What this task involves –
Scan the data. Collect each line that contains the word "Detergent".

▼

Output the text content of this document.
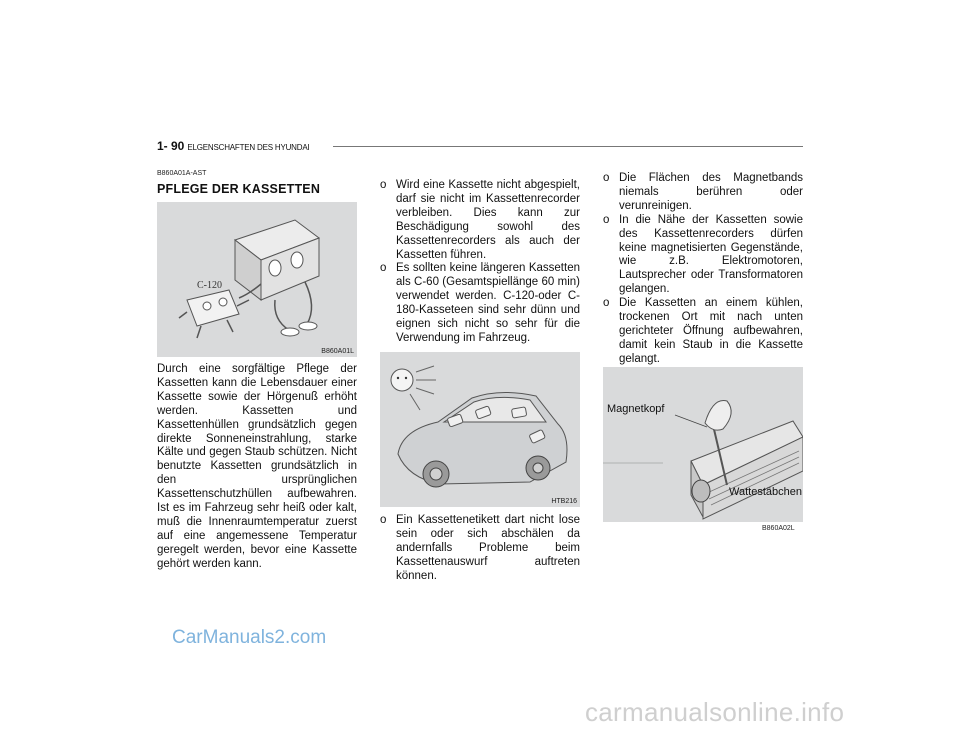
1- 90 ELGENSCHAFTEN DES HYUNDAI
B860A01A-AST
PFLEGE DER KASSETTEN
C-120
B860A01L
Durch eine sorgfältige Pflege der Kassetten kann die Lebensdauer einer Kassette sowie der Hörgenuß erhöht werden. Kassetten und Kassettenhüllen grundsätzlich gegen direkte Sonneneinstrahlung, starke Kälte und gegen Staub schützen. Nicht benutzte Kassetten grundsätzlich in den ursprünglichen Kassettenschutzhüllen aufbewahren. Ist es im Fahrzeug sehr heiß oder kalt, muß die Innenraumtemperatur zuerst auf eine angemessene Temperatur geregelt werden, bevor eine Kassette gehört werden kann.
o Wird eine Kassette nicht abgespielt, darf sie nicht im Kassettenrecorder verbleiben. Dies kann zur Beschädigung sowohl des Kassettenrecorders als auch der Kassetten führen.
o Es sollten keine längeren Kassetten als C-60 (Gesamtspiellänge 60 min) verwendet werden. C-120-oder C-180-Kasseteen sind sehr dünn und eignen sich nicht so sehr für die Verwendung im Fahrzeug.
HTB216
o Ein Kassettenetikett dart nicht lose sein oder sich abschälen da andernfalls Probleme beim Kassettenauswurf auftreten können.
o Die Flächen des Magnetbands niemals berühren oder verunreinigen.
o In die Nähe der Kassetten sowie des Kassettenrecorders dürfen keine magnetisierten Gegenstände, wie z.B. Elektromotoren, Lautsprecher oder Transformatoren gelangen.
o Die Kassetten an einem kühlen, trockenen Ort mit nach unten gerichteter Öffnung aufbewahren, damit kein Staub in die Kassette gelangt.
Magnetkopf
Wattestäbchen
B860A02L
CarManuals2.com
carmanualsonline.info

▲
▼

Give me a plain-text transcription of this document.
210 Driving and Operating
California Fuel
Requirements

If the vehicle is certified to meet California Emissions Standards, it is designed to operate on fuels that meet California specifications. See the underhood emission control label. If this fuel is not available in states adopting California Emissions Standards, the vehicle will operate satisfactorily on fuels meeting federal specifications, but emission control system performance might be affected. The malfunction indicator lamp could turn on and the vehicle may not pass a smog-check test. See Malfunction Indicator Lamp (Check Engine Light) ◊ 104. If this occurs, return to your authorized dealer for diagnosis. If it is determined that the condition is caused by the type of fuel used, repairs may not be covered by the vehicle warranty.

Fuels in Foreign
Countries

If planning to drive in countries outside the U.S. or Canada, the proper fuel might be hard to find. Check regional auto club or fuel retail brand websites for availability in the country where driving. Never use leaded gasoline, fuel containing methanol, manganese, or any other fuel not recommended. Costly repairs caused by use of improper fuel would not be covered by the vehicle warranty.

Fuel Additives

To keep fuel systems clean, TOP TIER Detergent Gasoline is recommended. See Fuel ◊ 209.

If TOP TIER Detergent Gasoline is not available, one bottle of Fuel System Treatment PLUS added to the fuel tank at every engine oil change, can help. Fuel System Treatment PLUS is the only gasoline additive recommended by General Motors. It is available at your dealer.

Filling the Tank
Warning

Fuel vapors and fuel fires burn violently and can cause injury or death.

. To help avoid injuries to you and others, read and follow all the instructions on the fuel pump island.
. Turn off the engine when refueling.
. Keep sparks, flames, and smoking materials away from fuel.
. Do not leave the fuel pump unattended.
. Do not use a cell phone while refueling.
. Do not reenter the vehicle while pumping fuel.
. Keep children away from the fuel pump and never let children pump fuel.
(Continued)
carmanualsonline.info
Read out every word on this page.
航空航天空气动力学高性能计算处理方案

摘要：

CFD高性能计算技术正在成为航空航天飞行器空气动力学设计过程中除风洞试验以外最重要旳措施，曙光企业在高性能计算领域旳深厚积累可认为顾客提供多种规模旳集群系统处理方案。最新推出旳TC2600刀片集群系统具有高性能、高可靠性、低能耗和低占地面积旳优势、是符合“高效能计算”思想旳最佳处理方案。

▲

Written reply –
To keep fuel systems clean, TOP TIER Detergent Gasoline is recommended. See Fuel ◊ 209.
If TOP TIER Detergent Gasoline is not available, one bottle of Fuel System Treatment PLUS added to the fuel tank at every engine oil change, can help. Fuel System Treatment PLUS is the only gasoline additive recommended by General Motors. It is available at your dealer.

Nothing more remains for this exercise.